* Problem description: Make an exact copy of all the material below, apart from the pictures.

* Data for the task:
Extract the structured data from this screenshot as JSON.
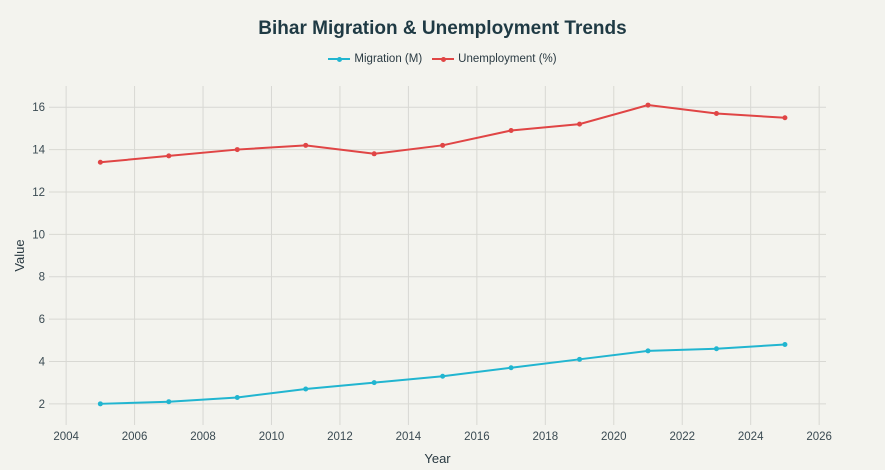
{
  "chart_data": {
    "type": "line",
    "title": "Bihar Migration & Unemployment Trends",
    "xlabel": "Year",
    "ylabel": "Value",
    "xlim": [
      2003.5,
      2026.2
    ],
    "ylim": [
      1,
      17
    ],
    "xticks": [
      2004,
      2006,
      2008,
      2010,
      2012,
      2014,
      2016,
      2018,
      2020,
      2022,
      2024,
      2026
    ],
    "yticks": [
      2,
      4,
      6,
      8,
      10,
      12,
      14,
      16
    ],
    "grid": true,
    "legend": "top-center",
    "x": [
      2005,
      2007,
      2009,
      2011,
      2013,
      2015,
      2017,
      2019,
      2021,
      2023,
      2025
    ],
    "series": [
      {
        "name": "Migration (M)",
        "color": "#21b5d0",
        "values": [
          2.0,
          2.1,
          2.3,
          2.7,
          3.0,
          3.3,
          3.7,
          4.1,
          4.5,
          4.6,
          4.8
        ]
      },
      {
        "name": "Unemployment (%)",
        "color": "#e04545",
        "values": [
          13.4,
          13.7,
          14.0,
          14.2,
          13.8,
          14.2,
          14.9,
          15.2,
          16.1,
          15.7,
          15.5
        ]
      }
    ]
  }
}
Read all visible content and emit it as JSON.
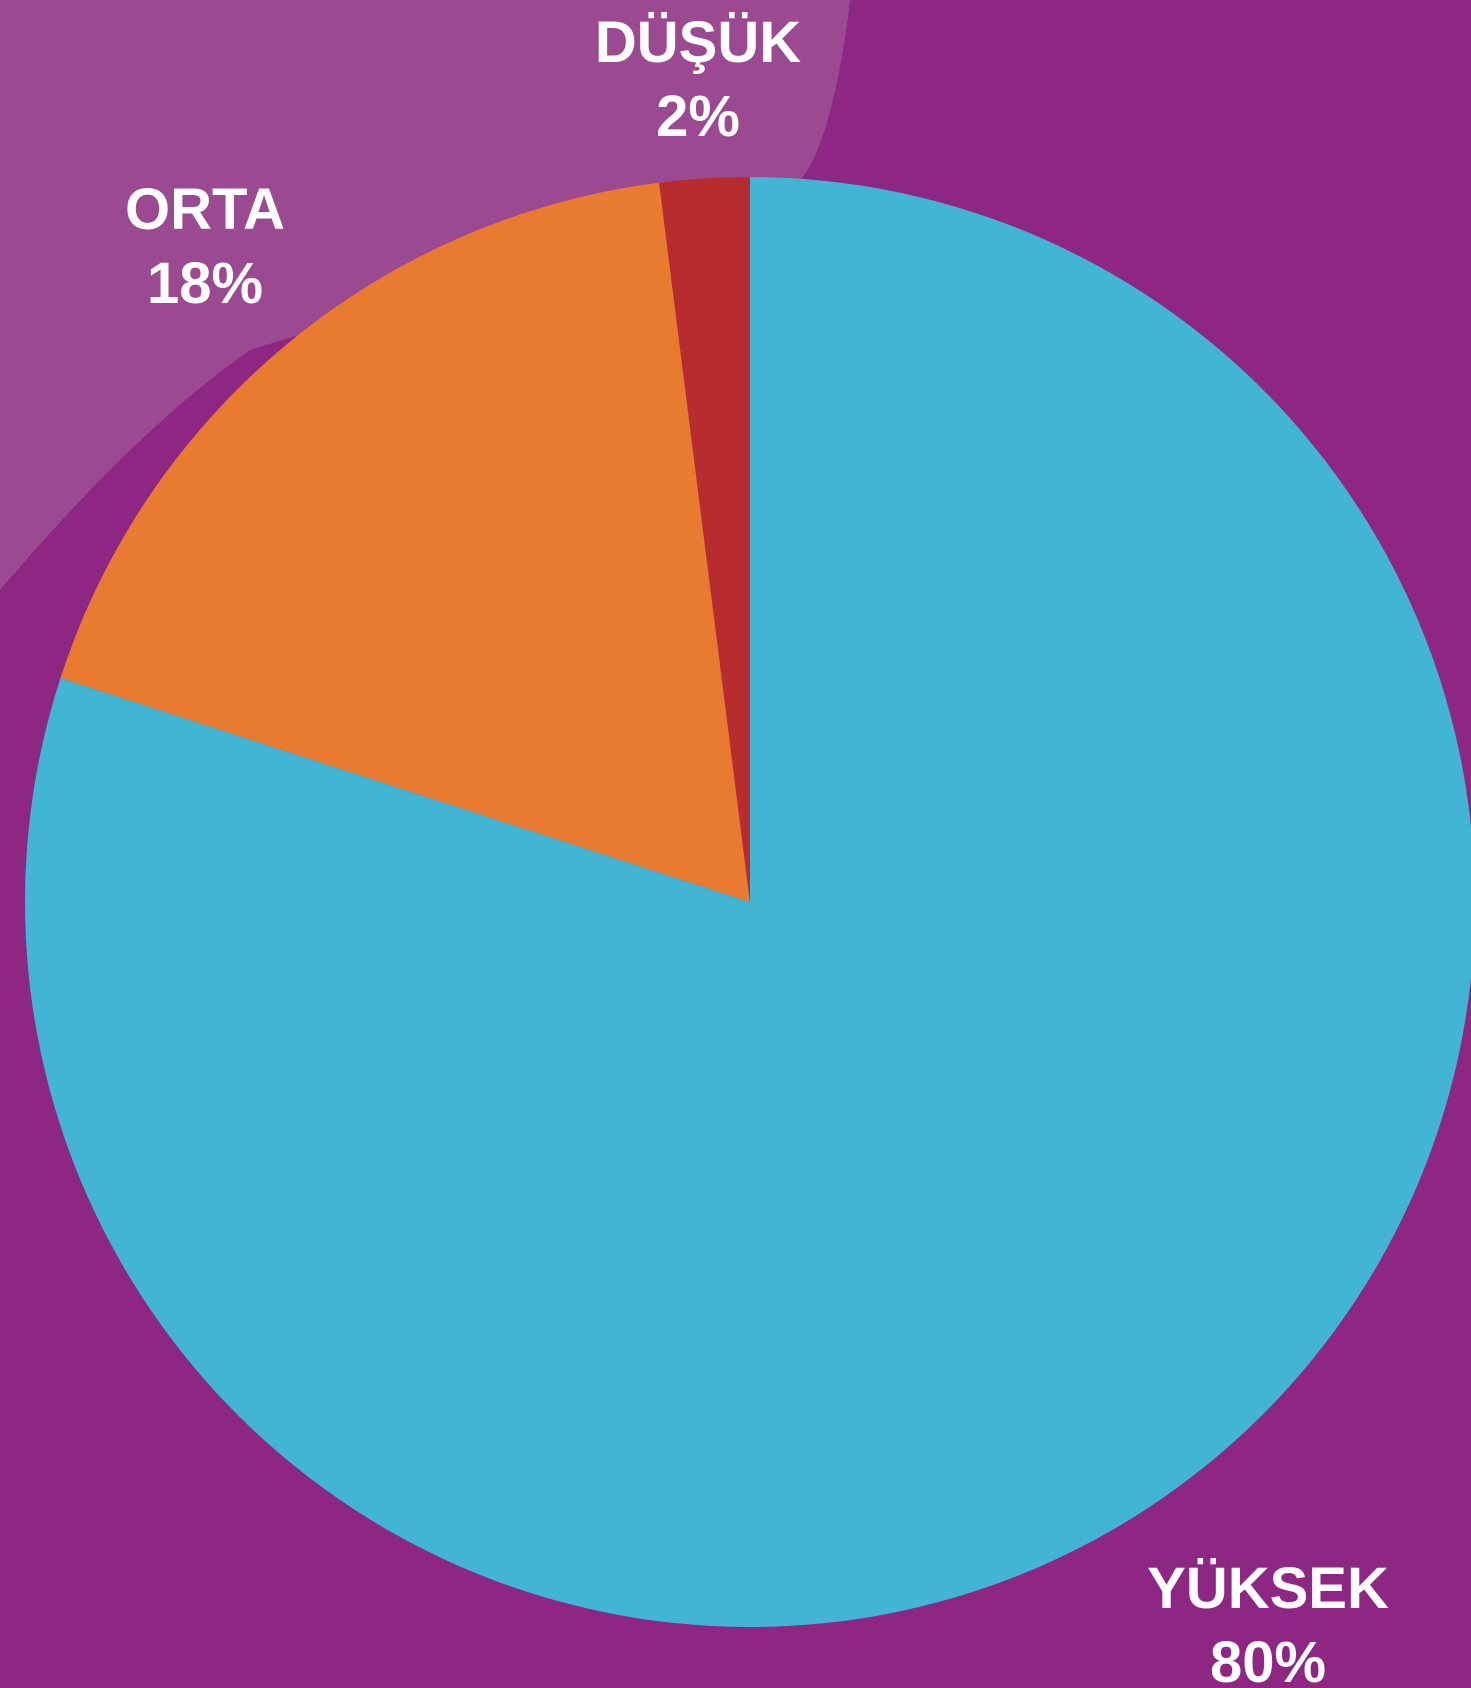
{
  "colors": {
    "background": "#8e2783",
    "background_highlight": "#9b4a91"
  },
  "chart_data": {
    "type": "pie",
    "title": "",
    "start": "top",
    "direction": "clockwise",
    "slices": [
      {
        "name": "YÜKSEK",
        "value": 80,
        "value_label": "80%",
        "color": "#42b4d4"
      },
      {
        "name": "ORTA",
        "value": 18,
        "value_label": "18%",
        "color": "#e97b30"
      },
      {
        "name": "DÜŞÜK",
        "value": 2,
        "value_label": "2%",
        "color": "#b72c2e"
      }
    ]
  }
}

* Response below:
Extract the structured data from this screenshot as JSON.
{
  "chart_data": {
    "type": "line",
    "title": "Bihar Migration & Unemployment Trends",
    "xlabel": "Year",
    "ylabel": "Value",
    "xlim": [
      2003.5,
      2026.2
    ],
    "ylim": [
      1,
      17
    ],
    "xticks": [
      2004,
      2006,
      2008,
      2010,
      2012,
      2014,
      2016,
      2018,
      2020,
      2022,
      2024,
      2026
    ],
    "yticks": [
      2,
      4,
      6,
      8,
      10,
      12,
      14,
      16
    ],
    "grid": true,
    "legend": "top-center",
    "x": [
      2005,
      2007,
      2009,
      2011,
      2013,
      2015,
      2017,
      2019,
      2021,
      2023,
      2025
    ],
    "series": [
      {
        "name": "Migration (M)",
        "color": "#21b5d0",
        "values": [
          2.0,
          2.1,
          2.3,
          2.7,
          3.0,
          3.3,
          3.7,
          4.1,
          4.5,
          4.6,
          4.8
        ]
      },
      {
        "name": "Unemployment (%)",
        "color": "#e04545",
        "values": [
          13.4,
          13.7,
          14.0,
          14.2,
          13.8,
          14.2,
          14.9,
          15.2,
          16.1,
          15.7,
          15.5
        ]
      }
    ]
  }
}
Read all visible content and emit it as JSON.
{
  "colors": {
    "background": "#8e2783",
    "background_highlight": "#9b4a91"
  },
  "chart_data": {
    "type": "pie",
    "title": "",
    "start": "top",
    "direction": "clockwise",
    "slices": [
      {
        "name": "YÜKSEK",
        "value": 80,
        "value_label": "80%",
        "color": "#42b4d4"
      },
      {
        "name": "ORTA",
        "value": 18,
        "value_label": "18%",
        "color": "#e97b30"
      },
      {
        "name": "DÜŞÜK",
        "value": 2,
        "value_label": "2%",
        "color": "#b72c2e"
      }
    ]
  }
}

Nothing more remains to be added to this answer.